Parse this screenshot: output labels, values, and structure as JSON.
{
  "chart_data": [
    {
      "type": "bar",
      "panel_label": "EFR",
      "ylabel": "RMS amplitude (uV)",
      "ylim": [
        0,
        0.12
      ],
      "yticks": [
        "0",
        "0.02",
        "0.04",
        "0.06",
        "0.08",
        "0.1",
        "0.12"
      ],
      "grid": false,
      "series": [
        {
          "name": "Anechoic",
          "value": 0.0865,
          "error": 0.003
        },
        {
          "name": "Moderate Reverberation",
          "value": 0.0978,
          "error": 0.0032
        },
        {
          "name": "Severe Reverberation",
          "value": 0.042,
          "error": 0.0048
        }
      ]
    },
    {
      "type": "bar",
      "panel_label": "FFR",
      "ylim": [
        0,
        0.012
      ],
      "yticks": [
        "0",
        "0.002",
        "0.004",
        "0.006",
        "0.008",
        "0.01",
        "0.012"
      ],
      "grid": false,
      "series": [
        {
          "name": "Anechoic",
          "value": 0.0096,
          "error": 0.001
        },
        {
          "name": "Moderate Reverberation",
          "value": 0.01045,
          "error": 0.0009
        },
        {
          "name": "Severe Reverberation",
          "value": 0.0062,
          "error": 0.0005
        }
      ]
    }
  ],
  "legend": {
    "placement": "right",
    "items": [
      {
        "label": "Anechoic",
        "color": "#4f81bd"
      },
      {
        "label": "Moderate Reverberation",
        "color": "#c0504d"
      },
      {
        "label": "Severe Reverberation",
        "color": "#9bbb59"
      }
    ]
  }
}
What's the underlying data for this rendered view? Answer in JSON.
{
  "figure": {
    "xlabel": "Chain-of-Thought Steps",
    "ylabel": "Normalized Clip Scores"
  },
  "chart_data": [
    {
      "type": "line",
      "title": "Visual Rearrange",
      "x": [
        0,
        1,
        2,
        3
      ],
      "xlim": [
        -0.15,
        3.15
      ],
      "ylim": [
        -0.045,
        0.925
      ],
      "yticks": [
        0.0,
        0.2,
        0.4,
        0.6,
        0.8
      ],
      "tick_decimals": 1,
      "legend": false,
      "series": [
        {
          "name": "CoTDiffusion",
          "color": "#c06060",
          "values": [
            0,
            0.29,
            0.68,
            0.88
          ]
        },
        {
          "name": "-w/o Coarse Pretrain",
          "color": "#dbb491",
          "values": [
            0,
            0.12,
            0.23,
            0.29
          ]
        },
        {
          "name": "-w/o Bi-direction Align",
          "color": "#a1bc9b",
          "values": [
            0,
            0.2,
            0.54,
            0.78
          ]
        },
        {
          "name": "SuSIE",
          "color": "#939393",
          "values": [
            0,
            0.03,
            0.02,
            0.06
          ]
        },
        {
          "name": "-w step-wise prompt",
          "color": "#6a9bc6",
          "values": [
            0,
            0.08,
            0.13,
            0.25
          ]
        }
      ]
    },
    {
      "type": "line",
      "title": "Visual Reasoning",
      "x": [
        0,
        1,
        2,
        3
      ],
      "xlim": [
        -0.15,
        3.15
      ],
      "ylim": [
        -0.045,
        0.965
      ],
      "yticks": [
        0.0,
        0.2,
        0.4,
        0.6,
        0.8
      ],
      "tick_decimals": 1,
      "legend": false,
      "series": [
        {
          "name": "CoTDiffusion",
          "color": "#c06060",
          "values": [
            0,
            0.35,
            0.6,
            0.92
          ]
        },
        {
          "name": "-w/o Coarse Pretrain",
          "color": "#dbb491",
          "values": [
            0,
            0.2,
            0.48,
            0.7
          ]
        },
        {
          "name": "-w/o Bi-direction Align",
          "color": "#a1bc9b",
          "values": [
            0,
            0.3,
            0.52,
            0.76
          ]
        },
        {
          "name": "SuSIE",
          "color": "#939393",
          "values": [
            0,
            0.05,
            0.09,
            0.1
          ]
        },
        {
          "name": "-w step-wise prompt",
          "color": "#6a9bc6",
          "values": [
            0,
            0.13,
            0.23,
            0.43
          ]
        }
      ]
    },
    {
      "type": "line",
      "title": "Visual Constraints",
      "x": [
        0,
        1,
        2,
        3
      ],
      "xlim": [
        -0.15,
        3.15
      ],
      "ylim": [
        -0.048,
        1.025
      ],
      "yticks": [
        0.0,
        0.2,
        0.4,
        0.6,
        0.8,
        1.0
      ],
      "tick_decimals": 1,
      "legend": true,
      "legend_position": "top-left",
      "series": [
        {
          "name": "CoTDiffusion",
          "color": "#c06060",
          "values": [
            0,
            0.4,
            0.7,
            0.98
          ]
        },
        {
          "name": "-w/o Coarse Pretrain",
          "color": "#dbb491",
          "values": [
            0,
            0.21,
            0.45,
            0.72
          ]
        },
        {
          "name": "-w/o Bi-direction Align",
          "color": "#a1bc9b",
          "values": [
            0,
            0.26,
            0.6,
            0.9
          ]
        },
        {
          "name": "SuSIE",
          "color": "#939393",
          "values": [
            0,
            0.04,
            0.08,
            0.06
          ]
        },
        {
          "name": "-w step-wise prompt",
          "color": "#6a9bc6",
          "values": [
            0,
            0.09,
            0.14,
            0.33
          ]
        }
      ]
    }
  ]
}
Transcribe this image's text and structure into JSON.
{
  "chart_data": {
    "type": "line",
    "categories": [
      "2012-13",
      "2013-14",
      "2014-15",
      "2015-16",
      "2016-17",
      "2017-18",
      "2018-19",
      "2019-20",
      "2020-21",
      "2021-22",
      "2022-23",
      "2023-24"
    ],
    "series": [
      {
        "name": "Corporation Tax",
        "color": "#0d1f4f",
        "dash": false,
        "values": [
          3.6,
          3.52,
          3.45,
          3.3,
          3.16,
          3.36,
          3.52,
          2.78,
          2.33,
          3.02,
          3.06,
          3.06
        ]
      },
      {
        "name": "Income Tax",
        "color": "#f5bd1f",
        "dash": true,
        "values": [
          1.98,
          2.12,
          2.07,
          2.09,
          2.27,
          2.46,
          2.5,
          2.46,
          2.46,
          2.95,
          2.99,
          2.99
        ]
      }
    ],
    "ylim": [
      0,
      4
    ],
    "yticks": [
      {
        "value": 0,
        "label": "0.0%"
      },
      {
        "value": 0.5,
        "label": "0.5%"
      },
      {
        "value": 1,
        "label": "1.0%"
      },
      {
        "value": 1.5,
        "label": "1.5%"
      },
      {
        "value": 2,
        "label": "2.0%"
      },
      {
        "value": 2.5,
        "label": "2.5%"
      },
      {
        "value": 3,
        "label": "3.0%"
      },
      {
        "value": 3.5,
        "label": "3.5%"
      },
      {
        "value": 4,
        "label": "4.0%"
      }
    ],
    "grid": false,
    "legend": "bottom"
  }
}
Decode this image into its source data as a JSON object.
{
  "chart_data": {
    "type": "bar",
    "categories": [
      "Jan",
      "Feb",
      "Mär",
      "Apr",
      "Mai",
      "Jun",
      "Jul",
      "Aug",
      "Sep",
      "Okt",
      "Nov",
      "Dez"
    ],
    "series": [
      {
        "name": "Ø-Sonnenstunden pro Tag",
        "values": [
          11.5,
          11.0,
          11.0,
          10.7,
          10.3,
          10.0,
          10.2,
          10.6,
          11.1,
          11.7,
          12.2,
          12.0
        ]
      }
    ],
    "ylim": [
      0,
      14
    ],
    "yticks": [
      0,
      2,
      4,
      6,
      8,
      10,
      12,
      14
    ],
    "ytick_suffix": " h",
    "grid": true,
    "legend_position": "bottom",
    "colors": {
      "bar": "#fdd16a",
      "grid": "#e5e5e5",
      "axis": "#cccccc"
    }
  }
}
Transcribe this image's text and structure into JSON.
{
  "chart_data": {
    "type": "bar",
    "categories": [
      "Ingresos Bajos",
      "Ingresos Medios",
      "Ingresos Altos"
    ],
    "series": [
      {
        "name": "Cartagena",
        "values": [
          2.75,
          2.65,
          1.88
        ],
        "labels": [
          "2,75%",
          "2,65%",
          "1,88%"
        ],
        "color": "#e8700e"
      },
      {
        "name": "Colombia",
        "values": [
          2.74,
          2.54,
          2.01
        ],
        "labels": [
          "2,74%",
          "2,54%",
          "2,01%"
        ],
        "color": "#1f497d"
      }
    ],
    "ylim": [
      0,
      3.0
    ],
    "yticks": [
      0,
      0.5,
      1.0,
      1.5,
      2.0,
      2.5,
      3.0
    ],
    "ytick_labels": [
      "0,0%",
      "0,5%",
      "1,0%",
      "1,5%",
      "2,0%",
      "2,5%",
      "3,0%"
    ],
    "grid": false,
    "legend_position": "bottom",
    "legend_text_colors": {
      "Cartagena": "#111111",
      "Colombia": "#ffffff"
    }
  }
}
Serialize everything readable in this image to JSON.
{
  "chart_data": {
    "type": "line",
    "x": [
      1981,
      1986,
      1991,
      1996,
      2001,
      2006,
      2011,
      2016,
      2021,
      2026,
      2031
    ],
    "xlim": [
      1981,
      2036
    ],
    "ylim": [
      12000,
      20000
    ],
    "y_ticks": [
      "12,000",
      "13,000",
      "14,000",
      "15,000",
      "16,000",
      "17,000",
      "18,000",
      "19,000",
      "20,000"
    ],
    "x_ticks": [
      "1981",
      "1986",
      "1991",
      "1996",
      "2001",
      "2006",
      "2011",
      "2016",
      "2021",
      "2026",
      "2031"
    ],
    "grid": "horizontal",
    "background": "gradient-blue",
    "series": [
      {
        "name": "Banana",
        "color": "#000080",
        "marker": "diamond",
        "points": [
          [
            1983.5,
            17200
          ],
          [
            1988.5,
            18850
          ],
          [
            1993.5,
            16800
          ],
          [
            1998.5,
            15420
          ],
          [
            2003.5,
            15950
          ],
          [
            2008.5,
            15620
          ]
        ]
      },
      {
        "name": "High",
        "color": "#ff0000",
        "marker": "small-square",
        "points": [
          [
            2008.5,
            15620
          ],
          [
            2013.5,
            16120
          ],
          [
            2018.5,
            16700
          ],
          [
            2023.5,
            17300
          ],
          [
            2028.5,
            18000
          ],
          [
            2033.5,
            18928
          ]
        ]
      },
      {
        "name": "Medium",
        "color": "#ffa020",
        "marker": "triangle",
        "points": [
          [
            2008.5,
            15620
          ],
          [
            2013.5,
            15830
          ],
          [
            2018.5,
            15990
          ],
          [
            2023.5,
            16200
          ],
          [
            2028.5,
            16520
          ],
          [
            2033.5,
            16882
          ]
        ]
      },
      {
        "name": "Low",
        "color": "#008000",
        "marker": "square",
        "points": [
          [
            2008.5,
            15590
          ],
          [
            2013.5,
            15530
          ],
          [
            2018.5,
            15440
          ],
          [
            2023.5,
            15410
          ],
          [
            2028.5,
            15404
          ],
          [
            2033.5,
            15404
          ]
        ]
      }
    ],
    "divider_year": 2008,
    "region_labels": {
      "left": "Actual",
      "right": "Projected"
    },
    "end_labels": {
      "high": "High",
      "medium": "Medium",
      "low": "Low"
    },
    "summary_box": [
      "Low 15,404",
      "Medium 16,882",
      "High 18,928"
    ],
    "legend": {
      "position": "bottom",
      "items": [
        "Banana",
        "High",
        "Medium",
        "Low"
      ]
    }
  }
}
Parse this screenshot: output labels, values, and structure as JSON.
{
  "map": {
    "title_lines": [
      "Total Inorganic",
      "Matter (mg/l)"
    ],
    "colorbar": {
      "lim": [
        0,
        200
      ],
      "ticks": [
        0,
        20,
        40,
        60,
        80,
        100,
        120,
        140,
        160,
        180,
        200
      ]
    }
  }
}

Your instructions
Reproduce every line of the listing above in which the string "left" appears.

The solution
      "legend_position": "top-left",
      "left": "Actual",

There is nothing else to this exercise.